I was nervous about entering a new country and waited diligently on the plane for my customs form. I was shocked a few hours later when it became apparent that this European country didn’t care one lick about customs forms.

Recovering from my initial shock, I practiced my speech over and over again, reciting why I was entering the country, where I would go, whom I was traveling with and anything else I could imagine – only once again to realize it didn’t matter. I could barely sputter out a feeble “hello” before my passport was stamped and I was on my way.

This was a drastic change from the long security process I traveled through to board the plane here in my own country.

And then it hit me.

We are a generation terrified of flying.

Every spot of turbulence reminded me of “Lost” and I start counting out my fellow island members.

Even worse, every nervous look from a flight attendant and extra security check brought me back to Sept. 11, 2001.
□ □ □
ACTIONS TO TAKE:
[a] Set down the part of the travel essay starting with "I was nervous" and going on through "fellow island members.".
[b] In the travel essay, what does the narrator list as the things rehearsed for the speech at entry into the country?

DATA SHOWN:
□ □ □
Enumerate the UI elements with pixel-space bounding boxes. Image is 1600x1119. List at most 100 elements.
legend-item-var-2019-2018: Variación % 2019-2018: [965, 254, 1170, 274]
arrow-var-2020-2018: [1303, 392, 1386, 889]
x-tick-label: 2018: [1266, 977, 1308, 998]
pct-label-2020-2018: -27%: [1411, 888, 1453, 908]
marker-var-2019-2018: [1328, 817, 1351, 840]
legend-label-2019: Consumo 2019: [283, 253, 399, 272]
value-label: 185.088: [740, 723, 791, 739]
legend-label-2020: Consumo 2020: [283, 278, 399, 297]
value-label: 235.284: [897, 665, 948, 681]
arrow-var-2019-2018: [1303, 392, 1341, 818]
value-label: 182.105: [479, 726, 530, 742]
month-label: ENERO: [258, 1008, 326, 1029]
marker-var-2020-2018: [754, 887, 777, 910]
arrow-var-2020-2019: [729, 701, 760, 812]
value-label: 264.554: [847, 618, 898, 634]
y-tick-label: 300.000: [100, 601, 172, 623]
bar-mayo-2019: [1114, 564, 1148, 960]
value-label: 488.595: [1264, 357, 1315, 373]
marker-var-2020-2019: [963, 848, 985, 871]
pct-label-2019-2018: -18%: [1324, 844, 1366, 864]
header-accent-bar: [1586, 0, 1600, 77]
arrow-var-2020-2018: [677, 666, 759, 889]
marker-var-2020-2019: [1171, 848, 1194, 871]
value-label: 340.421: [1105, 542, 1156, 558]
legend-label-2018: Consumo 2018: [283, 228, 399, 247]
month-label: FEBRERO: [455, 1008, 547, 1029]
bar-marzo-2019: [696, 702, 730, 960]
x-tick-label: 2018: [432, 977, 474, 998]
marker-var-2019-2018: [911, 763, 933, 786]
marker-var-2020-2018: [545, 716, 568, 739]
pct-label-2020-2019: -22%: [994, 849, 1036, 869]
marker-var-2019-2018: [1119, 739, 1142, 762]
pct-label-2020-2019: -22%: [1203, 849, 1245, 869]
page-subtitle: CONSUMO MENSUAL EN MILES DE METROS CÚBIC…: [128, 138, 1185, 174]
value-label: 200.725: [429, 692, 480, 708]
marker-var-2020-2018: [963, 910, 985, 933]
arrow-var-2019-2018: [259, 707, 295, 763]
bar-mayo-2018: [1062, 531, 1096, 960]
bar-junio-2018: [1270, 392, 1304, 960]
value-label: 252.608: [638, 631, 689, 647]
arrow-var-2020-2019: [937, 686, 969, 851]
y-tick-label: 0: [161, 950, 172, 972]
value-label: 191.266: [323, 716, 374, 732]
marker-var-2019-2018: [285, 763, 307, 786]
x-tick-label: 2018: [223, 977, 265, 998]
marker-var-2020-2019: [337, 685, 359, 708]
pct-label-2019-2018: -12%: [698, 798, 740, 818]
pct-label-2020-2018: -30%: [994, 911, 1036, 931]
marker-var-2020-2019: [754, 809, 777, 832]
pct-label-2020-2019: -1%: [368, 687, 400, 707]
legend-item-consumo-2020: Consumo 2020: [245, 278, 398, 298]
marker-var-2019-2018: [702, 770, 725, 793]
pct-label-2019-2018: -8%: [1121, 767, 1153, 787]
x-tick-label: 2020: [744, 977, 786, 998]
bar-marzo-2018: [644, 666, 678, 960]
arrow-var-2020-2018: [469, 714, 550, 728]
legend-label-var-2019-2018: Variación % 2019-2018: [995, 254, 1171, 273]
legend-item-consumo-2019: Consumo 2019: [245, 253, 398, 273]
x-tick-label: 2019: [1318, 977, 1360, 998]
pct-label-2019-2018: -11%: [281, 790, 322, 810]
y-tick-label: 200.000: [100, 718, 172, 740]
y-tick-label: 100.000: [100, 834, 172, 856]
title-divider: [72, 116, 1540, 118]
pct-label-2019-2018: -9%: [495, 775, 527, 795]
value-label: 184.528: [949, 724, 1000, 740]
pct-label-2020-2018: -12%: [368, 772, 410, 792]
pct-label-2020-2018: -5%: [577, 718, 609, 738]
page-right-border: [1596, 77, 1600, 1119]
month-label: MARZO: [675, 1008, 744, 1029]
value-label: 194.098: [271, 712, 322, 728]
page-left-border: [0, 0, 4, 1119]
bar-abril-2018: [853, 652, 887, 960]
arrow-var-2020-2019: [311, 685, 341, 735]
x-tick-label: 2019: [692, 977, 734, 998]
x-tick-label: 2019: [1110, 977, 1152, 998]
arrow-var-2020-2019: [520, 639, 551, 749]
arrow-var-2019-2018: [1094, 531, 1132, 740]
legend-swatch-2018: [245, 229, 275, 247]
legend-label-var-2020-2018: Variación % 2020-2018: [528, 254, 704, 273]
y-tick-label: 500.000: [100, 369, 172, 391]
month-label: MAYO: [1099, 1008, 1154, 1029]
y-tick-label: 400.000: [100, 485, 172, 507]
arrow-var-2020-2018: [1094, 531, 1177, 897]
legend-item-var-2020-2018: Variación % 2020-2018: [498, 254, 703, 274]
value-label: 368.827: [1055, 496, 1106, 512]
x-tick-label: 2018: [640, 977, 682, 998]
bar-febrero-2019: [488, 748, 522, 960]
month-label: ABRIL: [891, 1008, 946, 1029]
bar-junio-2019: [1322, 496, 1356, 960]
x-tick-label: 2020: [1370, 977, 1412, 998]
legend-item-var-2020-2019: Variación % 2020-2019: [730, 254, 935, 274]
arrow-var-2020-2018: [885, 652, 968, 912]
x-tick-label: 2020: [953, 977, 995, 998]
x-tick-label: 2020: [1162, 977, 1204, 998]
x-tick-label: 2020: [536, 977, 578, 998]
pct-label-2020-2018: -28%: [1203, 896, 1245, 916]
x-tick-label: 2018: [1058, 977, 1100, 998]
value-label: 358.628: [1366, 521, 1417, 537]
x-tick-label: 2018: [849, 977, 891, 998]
□ □ □
SOLVED TASKS:
[a]
I was nervous about entering a new country and waited diligently on the plane for my customs form. I was shocked a few hours later when it became apparent that this European country didn’t care one lick about customs forms.

Recovering from my initial shock, I practiced my speech over and over again, reciting why I was entering the country, where I would go, whom I was traveling with and anything else I could imagine – only once again to realize it didn’t matter. I could barely sputter out a feeble “hello” before my passport was stamped and I was on my way.

This was a drastic change from the long security process I traveled through to board the plane here in my own country.

And then it hit me.

We are a generation terrified of flying.

Every spot of turbulence reminded me of “Lost” and I start counting out my fellow island members.

[b]
- Why the narrator was entering the country
- Where the narrator would go
- Whom the narrator was traveling with
- Anything else the narrator could imagine